- [Instructions to follow]: Locate all lines with the word "such". Copy them.

* * * * *

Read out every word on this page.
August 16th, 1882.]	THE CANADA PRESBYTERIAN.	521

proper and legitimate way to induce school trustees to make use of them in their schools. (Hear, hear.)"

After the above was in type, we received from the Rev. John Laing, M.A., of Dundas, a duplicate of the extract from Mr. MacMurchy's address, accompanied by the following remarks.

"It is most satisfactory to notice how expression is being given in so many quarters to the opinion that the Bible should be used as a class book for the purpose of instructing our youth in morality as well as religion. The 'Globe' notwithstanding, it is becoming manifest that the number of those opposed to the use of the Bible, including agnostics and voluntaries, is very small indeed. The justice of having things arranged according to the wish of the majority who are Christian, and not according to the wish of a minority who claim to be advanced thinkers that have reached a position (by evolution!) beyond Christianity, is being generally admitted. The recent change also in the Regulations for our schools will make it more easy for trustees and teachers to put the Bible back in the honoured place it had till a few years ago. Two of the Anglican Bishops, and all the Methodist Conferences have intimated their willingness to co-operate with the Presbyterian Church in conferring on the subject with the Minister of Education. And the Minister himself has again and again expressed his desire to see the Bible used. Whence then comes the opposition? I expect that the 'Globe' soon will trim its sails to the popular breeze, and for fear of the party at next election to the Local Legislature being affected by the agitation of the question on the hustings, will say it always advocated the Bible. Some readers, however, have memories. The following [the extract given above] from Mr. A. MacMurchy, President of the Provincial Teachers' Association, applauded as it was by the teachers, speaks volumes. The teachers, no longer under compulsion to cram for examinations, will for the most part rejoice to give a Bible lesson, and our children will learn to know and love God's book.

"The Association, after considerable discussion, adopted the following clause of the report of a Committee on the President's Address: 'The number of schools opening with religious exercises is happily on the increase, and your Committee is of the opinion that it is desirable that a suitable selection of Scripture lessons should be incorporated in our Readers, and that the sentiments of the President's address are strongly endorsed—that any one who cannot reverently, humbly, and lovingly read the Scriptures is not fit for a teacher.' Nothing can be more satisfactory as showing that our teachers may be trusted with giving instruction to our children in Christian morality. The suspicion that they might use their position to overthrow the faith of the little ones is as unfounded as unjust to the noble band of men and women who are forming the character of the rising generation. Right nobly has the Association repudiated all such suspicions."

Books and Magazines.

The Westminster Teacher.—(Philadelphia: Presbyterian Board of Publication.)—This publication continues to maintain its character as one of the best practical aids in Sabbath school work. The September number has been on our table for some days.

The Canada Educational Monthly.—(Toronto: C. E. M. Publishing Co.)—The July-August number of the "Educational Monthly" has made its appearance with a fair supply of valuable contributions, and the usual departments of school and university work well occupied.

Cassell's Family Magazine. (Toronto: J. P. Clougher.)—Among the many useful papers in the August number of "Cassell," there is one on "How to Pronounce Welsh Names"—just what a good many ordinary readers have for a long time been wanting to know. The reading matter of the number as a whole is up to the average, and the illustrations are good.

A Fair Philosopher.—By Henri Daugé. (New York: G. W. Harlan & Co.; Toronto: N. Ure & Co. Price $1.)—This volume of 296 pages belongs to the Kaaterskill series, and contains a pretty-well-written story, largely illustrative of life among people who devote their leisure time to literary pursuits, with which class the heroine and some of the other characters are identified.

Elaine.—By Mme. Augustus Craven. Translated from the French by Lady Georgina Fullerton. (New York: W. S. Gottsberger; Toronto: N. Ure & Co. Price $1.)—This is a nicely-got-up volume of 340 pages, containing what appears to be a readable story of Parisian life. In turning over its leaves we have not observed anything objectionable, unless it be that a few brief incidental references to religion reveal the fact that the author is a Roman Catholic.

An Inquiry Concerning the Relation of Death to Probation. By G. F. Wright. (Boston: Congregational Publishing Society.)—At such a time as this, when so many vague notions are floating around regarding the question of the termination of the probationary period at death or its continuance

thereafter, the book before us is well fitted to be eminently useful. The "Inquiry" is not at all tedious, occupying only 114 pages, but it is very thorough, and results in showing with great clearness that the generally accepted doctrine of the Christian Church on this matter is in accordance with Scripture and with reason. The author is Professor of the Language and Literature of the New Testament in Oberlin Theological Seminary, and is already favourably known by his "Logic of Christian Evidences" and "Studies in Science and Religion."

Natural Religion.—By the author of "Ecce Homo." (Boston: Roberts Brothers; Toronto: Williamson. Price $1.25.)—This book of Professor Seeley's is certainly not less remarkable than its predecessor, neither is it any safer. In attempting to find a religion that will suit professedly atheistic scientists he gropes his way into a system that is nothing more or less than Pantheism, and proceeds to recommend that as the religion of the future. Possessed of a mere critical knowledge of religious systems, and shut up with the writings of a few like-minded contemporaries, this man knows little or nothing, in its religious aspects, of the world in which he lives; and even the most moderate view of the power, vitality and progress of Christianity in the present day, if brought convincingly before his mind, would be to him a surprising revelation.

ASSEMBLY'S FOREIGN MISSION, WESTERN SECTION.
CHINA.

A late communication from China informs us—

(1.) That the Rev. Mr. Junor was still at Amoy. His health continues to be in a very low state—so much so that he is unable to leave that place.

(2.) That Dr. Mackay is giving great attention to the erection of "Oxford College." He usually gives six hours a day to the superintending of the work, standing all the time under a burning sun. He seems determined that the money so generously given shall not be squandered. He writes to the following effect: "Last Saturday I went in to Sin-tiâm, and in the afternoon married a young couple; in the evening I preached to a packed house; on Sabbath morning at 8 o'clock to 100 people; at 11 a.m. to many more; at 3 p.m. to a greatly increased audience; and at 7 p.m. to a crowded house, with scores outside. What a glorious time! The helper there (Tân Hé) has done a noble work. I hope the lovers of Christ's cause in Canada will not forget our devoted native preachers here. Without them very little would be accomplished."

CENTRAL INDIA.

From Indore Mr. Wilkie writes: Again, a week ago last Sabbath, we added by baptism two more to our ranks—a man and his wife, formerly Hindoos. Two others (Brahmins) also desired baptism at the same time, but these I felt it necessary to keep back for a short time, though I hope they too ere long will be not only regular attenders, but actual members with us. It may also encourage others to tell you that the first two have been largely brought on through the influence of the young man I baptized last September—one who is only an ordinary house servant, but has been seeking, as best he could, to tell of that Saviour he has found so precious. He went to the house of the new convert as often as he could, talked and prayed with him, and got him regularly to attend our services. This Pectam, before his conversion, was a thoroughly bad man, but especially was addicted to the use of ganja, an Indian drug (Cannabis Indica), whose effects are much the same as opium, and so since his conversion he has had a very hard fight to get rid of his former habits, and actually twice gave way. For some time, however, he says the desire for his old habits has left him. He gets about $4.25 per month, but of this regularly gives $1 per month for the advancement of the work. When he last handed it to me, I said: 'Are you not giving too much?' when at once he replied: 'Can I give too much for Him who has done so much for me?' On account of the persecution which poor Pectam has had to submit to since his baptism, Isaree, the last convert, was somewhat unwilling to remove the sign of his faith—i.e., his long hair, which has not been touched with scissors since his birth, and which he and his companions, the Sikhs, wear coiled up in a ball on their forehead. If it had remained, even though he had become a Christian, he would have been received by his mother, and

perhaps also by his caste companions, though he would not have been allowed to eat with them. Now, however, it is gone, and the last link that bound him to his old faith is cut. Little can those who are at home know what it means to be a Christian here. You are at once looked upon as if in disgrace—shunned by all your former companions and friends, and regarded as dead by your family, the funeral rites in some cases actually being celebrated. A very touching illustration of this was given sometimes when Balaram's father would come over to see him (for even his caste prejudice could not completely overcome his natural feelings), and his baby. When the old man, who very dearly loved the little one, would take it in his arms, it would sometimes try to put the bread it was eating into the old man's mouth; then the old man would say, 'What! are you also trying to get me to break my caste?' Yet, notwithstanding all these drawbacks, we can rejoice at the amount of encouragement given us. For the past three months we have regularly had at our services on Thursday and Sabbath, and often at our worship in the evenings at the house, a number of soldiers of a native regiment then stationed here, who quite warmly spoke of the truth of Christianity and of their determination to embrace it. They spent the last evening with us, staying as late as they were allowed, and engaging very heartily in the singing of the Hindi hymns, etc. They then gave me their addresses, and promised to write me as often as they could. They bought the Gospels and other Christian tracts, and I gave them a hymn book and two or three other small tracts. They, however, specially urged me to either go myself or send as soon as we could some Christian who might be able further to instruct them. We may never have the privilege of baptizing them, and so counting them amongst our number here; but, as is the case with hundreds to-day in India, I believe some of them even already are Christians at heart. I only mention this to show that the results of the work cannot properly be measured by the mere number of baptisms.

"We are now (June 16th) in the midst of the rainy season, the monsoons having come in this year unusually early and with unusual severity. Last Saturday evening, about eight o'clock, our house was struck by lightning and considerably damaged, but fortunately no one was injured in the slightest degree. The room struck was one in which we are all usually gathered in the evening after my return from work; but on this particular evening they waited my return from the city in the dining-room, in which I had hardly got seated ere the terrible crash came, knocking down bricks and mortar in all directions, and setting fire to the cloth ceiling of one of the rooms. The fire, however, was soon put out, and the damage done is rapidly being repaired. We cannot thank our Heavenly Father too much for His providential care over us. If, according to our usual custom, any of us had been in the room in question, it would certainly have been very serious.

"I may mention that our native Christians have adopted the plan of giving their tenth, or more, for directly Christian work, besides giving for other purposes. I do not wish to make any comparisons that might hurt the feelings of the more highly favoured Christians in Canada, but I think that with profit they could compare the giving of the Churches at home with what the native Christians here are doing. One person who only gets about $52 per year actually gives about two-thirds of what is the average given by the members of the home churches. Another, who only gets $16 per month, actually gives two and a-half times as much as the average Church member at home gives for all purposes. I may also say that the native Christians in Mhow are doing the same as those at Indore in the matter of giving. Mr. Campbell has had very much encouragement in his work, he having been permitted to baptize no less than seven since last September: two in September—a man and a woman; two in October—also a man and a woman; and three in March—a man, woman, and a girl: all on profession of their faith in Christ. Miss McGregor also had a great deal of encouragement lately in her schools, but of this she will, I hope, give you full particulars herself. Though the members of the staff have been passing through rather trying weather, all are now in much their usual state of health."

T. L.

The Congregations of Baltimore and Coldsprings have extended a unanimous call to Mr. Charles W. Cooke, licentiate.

* * * * *

- [Answer below]:
"The Association, after considerable discussion, adopted the following clause of the report of a Committee on the President's Address: 'The number of schools opening with religious exercises is happily on the increase, and your Committee is of the opinion that it is desirable that a suitable selection of Scripture lessons should be incorporated in our Readers, and that the sentiments of the President's address are strongly endorsed—that any one who cannot reverently, humbly, and lovingly read the Scriptures is not fit for a teacher.' Nothing can be more satisfactory as showing that our teachers may be trusted with giving instruction to our children in Christian morality. The suspicion that they might use their position to overthrow the faith of the little ones is as unfounded as unjust to the noble band of men and women who are forming the character of the rising generation. Right nobly has the Association repudiated all such suspicions."
An Inquiry Concerning the Relation of Death to Probation. By G. F. Wright. (Boston: Congregational Publishing Society.)—At such a time as this, when so many vague notions are floating around regarding the question of the termination of the probationary period at death or its continuance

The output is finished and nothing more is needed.